(Items listed in a dataset)
----------

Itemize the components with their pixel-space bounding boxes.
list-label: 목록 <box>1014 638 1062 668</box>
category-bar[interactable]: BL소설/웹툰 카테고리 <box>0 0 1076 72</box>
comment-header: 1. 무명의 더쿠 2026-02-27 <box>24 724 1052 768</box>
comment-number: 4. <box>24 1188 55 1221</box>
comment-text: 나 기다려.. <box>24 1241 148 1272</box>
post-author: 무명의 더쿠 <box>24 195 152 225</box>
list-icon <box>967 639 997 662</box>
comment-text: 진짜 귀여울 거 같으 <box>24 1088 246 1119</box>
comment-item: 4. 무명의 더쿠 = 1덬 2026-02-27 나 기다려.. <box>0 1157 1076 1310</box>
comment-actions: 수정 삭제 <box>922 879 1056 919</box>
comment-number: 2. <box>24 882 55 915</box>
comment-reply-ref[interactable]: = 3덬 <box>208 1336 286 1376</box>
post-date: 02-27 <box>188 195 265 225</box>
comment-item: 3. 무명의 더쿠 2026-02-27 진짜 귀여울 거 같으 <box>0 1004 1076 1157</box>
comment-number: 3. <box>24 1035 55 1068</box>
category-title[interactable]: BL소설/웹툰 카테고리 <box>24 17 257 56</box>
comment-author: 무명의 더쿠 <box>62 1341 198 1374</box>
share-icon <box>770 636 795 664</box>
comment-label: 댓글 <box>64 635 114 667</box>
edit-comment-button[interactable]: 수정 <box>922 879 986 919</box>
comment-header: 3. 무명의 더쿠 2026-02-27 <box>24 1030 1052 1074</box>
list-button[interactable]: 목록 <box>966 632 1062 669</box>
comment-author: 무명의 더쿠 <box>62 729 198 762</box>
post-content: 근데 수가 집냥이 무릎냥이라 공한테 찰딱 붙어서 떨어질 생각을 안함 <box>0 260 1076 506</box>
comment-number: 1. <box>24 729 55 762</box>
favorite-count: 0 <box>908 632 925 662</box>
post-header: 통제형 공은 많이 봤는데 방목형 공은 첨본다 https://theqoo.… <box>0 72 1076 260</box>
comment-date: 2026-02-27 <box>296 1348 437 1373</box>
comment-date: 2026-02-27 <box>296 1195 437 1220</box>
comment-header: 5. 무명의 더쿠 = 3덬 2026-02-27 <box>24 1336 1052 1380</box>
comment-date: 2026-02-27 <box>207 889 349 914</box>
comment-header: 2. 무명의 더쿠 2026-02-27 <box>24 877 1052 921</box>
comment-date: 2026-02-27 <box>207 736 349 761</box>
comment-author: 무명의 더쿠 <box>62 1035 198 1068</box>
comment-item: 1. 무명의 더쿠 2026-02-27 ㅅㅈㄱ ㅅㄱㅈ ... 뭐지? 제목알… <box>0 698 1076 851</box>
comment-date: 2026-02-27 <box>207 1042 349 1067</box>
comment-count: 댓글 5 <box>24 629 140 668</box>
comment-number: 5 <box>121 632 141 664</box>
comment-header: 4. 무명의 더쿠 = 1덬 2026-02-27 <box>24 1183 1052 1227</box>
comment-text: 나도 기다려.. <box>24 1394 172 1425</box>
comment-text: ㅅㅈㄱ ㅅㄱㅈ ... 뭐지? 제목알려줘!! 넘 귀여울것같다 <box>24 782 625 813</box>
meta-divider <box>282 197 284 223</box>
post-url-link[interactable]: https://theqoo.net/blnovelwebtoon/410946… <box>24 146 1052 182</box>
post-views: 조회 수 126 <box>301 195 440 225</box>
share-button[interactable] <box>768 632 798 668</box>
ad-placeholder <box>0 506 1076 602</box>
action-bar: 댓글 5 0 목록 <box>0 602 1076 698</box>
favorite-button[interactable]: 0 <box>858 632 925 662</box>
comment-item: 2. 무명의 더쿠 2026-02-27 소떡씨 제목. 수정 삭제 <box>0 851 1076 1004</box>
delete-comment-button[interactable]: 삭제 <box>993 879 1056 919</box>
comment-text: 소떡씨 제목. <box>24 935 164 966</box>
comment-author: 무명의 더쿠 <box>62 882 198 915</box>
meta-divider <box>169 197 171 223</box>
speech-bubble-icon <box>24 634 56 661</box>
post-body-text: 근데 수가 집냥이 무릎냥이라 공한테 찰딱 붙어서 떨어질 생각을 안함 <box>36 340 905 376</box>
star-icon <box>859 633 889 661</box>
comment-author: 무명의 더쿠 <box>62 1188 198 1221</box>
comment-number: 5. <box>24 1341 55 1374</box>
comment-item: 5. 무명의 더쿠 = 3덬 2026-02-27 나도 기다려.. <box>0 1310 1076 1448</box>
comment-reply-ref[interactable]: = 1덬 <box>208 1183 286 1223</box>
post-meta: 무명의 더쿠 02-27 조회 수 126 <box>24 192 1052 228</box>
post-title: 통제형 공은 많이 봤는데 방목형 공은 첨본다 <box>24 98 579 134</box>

----------

### Stated goal:
Render the records as a Markdown table with the columns Number and Line, beginning with the first line and ending with the line that contains "comment-date: 2026-02-27 <box>207 736", both included. Leave out any blank lines.

### Correct output:
| Number | Line |
|---|---|
| 1 | Itemize the components with their pixel-space bounding boxes. |
| 2 | list-label: 목록 <box>1014 638 1062 668</box> |
| 3 | category-bar[interactable]: BL소설/웹툰 카테고리 <box>0 0 1076 72</box> |
| 4 | comment-header: 1. 무명의 더쿠 2026-02-27 <box>24 724 1052 768</box> |
| 5 | comment-number: 4. <box>24 1188 55 1221</box> |
| 6 | comment-text: 나 기다려.. <box>24 1241 148 1272</box> |
| 7 | post-author: 무명의 더쿠 <box>24 195 152 225</box> |
| 8 | list-icon <box>967 639 997 662</box> |
| 9 | comment-text: 진짜 귀여울 거 같으 <box>24 1088 246 1119</box> |
| 10 | comment-item: 4. 무명의 더쿠 = 1덬 2026-02-27 나 기다려.. <box>0 1157 1076 1310</box> |
| 11 | comment-actions: 수정 삭제 <box>922 879 1056 919</box> |
| 12 | comment-number: 2. <box>24 882 55 915</box> |
| 13 | comment-reply-ref[interactable]: = 3덬 <box>208 1336 286 1376</box> |
| 14 | post-date: 02-27 <box>188 195 265 225</box> |
| 15 | comment-item: 3. 무명의 더쿠 2026-02-27 진짜 귀여울 거 같으 <box>0 1004 1076 1157</box> |
| 16 | comment-number: 3. <box>24 1035 55 1068</box> |
| 17 | category-title[interactable]: BL소설/웹툰 카테고리 <box>24 17 257 56</box> |
| 18 | comment-author: 무명의 더쿠 <box>62 1341 198 1374</box> |
| 19 | share-icon <box>770 636 795 664</box> |
| 20 | comment-label: 댓글 <box>64 635 114 667</box> |
| 21 | edit-comment-button[interactable]: 수정 <box>922 879 986 919</box> |
| 22 | comment-header: 3. 무명의 더쿠 2026-02-27 <box>24 1030 1052 1074</box> |
| 23 | list-button[interactable]: 목록 <box>966 632 1062 669</box> |
| 24 | comment-author: 무명의 더쿠 <box>62 729 198 762</box> |
| 25 | post-content: 근데 수가 집냥이 무릎냥이라 공한테 찰딱 붙어서 떨어질 생각을 안함 <box>0 260 1076 506</box> |
| 26 | comment-number: 1. <box>24 729 55 762</box> |
| 27 | favorite-count: 0 <box>908 632 925 662</box> |
| 28 | post-header: 통제형 공은 많이 봤는데 방목형 공은 첨본다 https://theqoo.… <box>0 72 1076 260</box> |
| 29 | comment-date: 2026-02-27 <box>296 1348 437 1373</box> |
| 30 | comment-date: 2026-02-27 <box>296 1195 437 1220</box> |
| 31 | comment-header: 5. 무명의 더쿠 = 3덬 2026-02-27 <box>24 1336 1052 1380</box> |
| 32 | comment-date: 2026-02-27 <box>207 889 349 914</box> |
| 33 | comment-header: 2. 무명의 더쿠 2026-02-27 <box>24 877 1052 921</box> |
| 34 | comment-date: 2026-02-27 <box>207 736 349 761</box> |